WHAT IS BEING ASKED: Report all lines from the entries below in which "JSON" appears.

..........

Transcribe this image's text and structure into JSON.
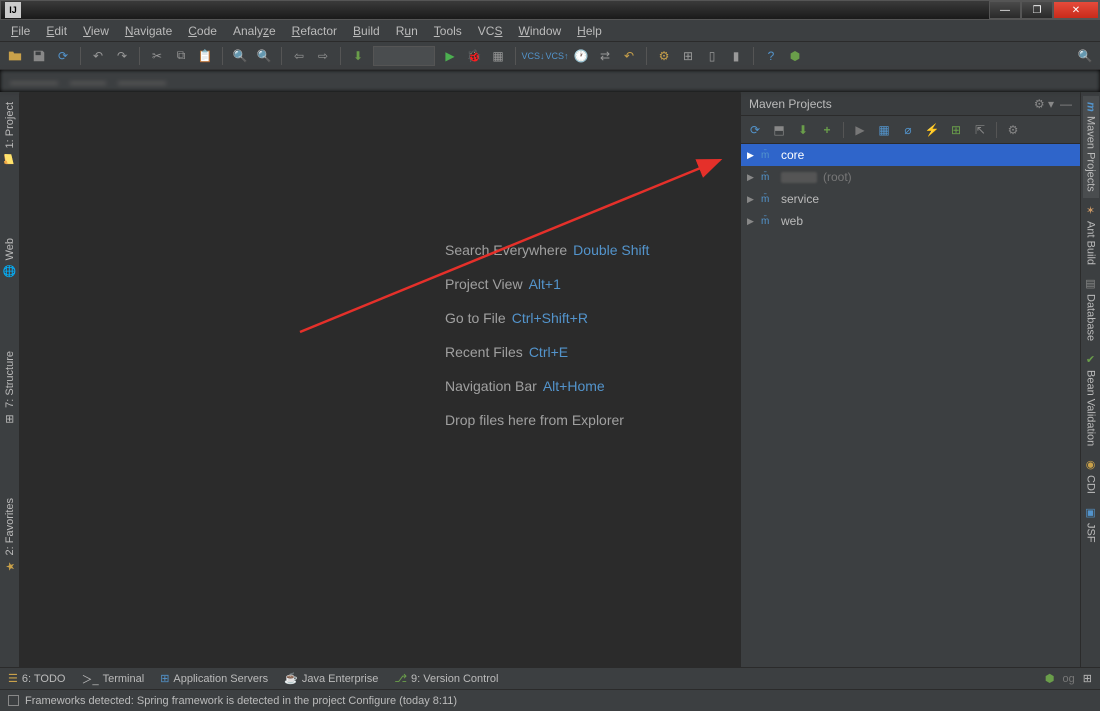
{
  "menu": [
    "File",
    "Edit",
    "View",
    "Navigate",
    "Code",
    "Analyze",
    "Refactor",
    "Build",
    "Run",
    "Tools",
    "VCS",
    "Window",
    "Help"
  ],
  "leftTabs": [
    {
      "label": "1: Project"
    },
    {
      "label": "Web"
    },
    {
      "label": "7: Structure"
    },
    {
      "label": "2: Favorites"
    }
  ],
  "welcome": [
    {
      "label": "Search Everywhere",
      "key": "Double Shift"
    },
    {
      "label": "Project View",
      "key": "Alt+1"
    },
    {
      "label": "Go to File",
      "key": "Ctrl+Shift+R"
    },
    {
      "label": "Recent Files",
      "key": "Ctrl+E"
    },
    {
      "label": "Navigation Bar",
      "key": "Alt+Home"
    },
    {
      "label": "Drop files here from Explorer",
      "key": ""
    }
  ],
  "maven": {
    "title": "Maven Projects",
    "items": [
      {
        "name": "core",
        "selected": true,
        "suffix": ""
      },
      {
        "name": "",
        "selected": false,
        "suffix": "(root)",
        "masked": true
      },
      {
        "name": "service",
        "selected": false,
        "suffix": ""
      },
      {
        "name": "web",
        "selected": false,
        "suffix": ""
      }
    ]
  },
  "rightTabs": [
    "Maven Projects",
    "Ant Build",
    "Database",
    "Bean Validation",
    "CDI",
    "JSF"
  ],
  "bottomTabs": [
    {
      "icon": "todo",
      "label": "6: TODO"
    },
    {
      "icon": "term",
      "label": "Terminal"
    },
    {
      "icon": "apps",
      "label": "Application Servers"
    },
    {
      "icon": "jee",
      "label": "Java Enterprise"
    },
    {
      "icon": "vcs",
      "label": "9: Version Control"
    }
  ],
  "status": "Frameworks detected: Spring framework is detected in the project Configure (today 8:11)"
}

..........

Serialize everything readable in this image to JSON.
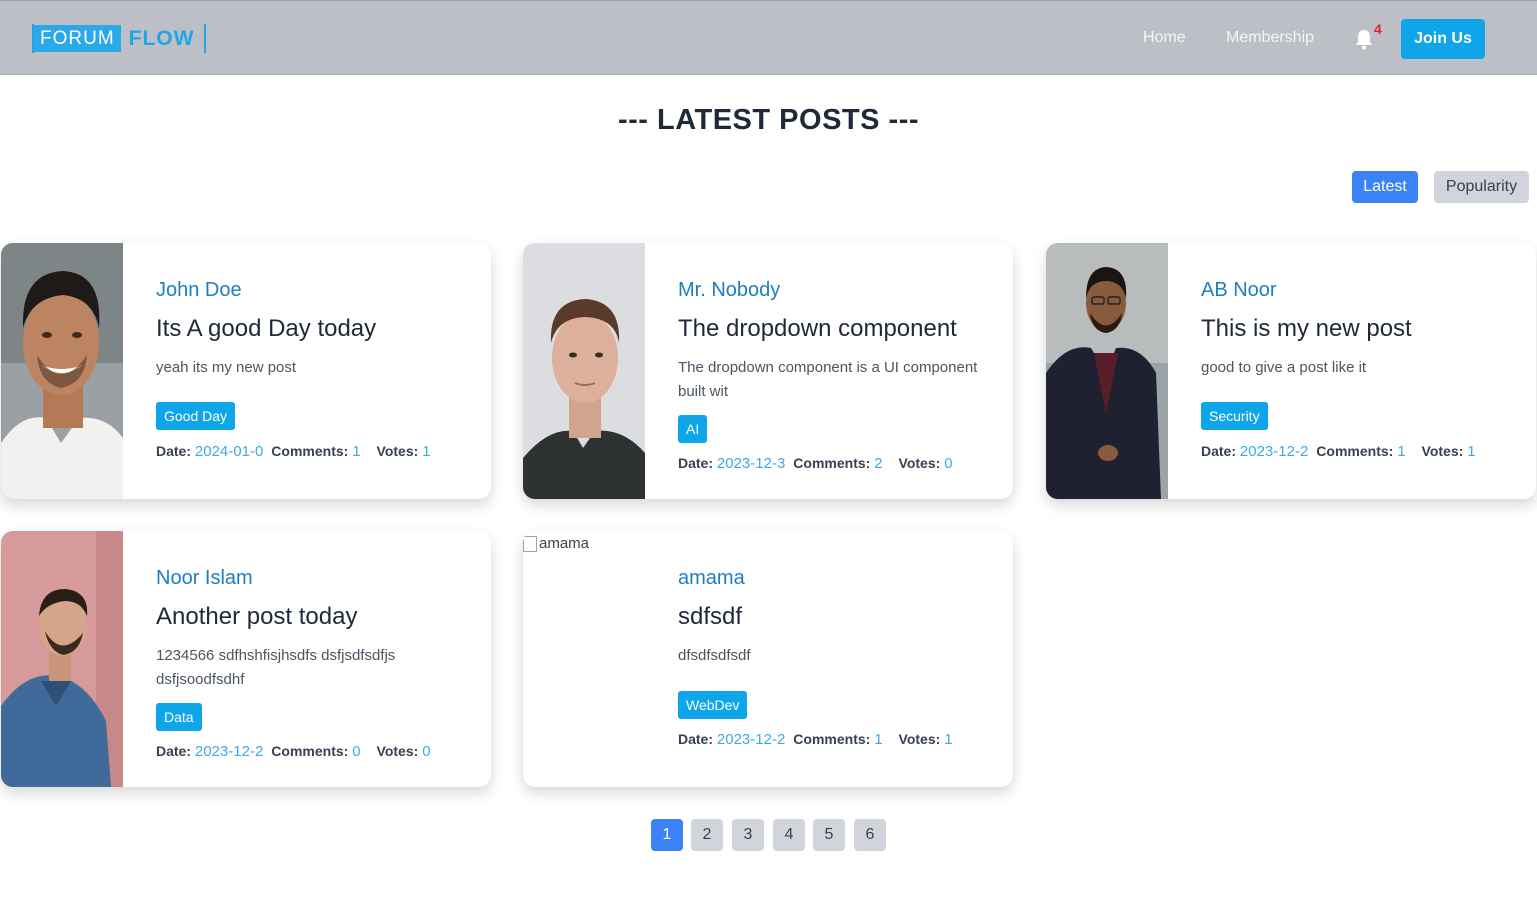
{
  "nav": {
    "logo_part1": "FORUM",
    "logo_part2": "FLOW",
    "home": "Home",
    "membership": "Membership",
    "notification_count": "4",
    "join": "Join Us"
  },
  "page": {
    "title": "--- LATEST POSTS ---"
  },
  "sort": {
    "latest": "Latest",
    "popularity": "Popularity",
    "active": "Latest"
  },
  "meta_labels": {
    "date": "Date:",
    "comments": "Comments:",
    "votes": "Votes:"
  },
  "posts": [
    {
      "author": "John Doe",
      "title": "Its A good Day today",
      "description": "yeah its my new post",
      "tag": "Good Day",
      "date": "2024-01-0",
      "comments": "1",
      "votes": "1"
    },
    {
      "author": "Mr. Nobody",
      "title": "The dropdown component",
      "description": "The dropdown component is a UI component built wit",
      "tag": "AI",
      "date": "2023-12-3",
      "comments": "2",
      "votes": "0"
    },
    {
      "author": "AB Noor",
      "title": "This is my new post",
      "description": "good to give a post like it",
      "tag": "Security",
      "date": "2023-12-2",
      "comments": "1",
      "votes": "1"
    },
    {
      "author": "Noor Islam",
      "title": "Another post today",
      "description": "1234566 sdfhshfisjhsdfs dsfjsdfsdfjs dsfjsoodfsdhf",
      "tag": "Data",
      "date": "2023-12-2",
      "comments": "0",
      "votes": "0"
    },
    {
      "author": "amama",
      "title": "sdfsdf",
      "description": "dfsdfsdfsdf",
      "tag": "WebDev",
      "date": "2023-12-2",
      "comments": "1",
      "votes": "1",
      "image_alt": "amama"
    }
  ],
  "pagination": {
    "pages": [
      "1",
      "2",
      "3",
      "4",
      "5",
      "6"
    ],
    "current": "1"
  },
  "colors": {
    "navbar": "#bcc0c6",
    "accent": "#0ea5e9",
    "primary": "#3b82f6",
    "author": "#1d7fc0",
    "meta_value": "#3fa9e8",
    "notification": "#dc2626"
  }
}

..........

OUTPUT FOR THIS TASK:
Transcribe this image's text and structure into JSON.
Serialize everything readable in this image to JSON.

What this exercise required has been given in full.